■ WORK REQUIRED ■
Extract all of the entries and give them again, word for word.
··· DATA TO USE
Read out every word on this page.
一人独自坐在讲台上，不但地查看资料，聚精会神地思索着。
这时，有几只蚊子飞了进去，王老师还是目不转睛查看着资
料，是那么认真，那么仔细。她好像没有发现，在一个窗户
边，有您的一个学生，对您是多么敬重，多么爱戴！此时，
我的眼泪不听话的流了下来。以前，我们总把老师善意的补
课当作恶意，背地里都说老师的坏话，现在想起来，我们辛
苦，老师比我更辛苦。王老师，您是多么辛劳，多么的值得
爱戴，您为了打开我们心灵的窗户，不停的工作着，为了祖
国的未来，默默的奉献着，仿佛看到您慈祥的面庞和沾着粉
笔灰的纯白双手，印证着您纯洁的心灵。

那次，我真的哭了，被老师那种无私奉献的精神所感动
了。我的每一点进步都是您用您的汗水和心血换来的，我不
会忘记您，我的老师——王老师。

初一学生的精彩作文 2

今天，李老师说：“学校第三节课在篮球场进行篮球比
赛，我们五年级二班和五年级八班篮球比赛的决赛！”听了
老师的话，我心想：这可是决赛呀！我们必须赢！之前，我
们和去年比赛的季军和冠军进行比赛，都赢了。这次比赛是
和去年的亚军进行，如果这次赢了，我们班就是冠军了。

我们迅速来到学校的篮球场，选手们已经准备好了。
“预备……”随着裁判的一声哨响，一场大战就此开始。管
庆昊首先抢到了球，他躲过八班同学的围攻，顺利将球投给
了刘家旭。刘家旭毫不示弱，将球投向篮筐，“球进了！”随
······
■ EXERCISE RESPONSE ■
Read out every word on this page.
一人独自坐在讲台上，不但地查看资料，聚精会神地思索着。
这时，有几只蚊子飞了进去，王老师还是目不转睛查看着资
料，是那么认真，那么仔细。她好像没有发现，在一个窗户
边，有您的一个学生，对您是多么敬重，多么爱戴！此时，
我的眼泪不听话的流了下来。以前，我们总把老师善意的补
课当作恶意，背地里都说老师的坏话，现在想起来，我们辛
苦，老师比我更辛苦。王老师，您是多么辛劳，多么的值得
爱戴，您为了打开我们心灵的窗户，不停的工作着，为了祖
国的未来，默默的奉献着，仿佛看到您慈祥的面庞和沾着粉
笔灰的纯白双手，印证着您纯洁的心灵。

那次，我真的哭了，被老师那种无私奉献的精神所感动
了。我的每一点进步都是您用您的汗水和心血换来的，我不
会忘记您，我的老师——王老师。

初一学生的精彩作文 2

今天，李老师说：“学校第三节课在篮球场进行篮球比
赛，我们五年级二班和五年级八班篮球比赛的决赛！”听了
老师的话，我心想：这可是决赛呀！我们必须赢！之前，我
们和去年比赛的季军和冠军进行比赛，都赢了。这次比赛是
和去年的亚军进行，如果这次赢了，我们班就是冠军了。

我们迅速来到学校的篮球场，选手们已经准备好了。
“预备……”随着裁判的一声哨响，一场大战就此开始。管
庆昊首先抢到了球，他躲过八班同学的围攻，顺利将球投给
了刘家旭。刘家旭毫不示弱，将球投向篮筐，“球进了！”随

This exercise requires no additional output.